■ Dataset records:
-------------------------

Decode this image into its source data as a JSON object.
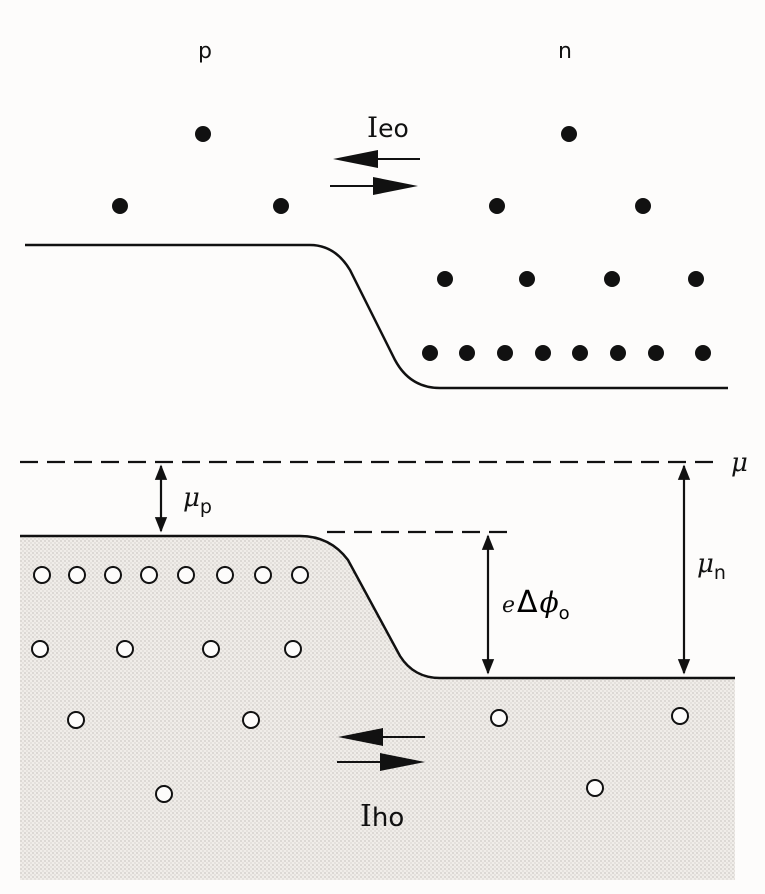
{
  "region_labels": {
    "p": "p",
    "n": "n"
  },
  "electron_current": {
    "main": "I",
    "sub": "eo"
  },
  "hole_current": {
    "main": "I",
    "sub": "ho"
  },
  "chemical_potential": "μ",
  "mu_p": {
    "main": "μ",
    "sub": "p"
  },
  "mu_n": {
    "main": "μ",
    "sub": "n"
  },
  "barrier": {
    "prefix": "e",
    "delta": "Δ",
    "phi": "ϕ",
    "sub": "o"
  },
  "colors": {
    "ink": "#111111",
    "hole_region_fill": "#ece9e5",
    "background": "#fdfcfb"
  },
  "particles": {
    "electron_symbol": "filled-dot",
    "hole_symbol": "open-circle"
  }
}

-------------------------

Leave the pictures out and output the rest of the listing exactly.

■ Answer for this exercise:
Decode this image into its source data as a JSON object.
{
  "region_labels": {
    "p": "p",
    "n": "n"
  },
  "electron_current": {
    "main": "I",
    "sub": "eo"
  },
  "hole_current": {
    "main": "I",
    "sub": "ho"
  },
  "chemical_potential": "μ",
  "mu_p": {
    "main": "μ",
    "sub": "p"
  },
  "mu_n": {
    "main": "μ",
    "sub": "n"
  },
  "barrier": {
    "prefix": "e",
    "delta": "Δ",
    "phi": "ϕ",
    "sub": "o"
  },
  "colors": {
    "ink": "#111111",
    "hole_region_fill": "#ece9e5",
    "background": "#fdfcfb"
  },
  "particles": {
    "electron_symbol": "filled-dot",
    "hole_symbol": "open-circle"
  }
}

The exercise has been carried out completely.